== WORK TO COMPLETE ==
Repeat each record below exactly, dropping the pictures.

== RECORDS FOR THE TASK ==
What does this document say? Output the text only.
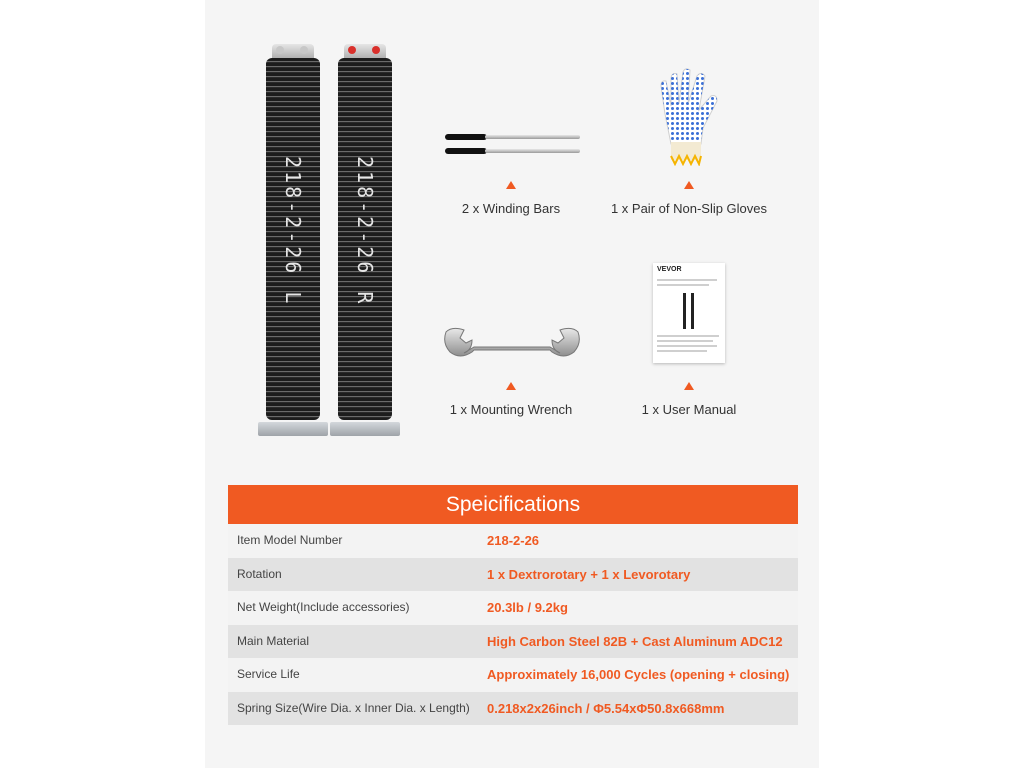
218-2-26 L 218-2-26 R	2 x Winding Bars	1 x Pair of Non-Slip Gloves
1 x Mounting Wrench
VEVOR
1 x User Manual
Speicifications
Item Model Number	218-2-26
Rotation	1 x Dextrorotary + 1 x Levorotary
Net Weight(Include accessories)	20.3lb / 9.2kg
Main Material	High Carbon Steel 82B + Cast Aluminum ADC12
Service Life	Approximately 16,000 Cycles (opening + closing)
Spring Size(Wire Dia. x Inner Dia. x Length) 0.218x2x26inch / Φ5.54xΦ50.8x668mm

== OUTPUT BELOW ==
What does this document say? Output the text only.
218-2-26 L 218-2-26 R	2 x Winding Bars	1 x Pair of Non-Slip Gloves
1 x Mounting Wrench
VEVOR
1 x User Manual
Speicifications
Item Model Number	218-2-26
Rotation	1 x Dextrorotary + 1 x Levorotary
Net Weight(Include accessories)	20.3lb / 9.2kg
Main Material	High Carbon Steel 82B + Cast Aluminum ADC12
Service Life	Approximately 16,000 Cycles (opening + closing)
Spring Size(Wire Dia. x Inner Dia. x Length) 0.218x2x26inch / Φ5.54xΦ50.8x668mm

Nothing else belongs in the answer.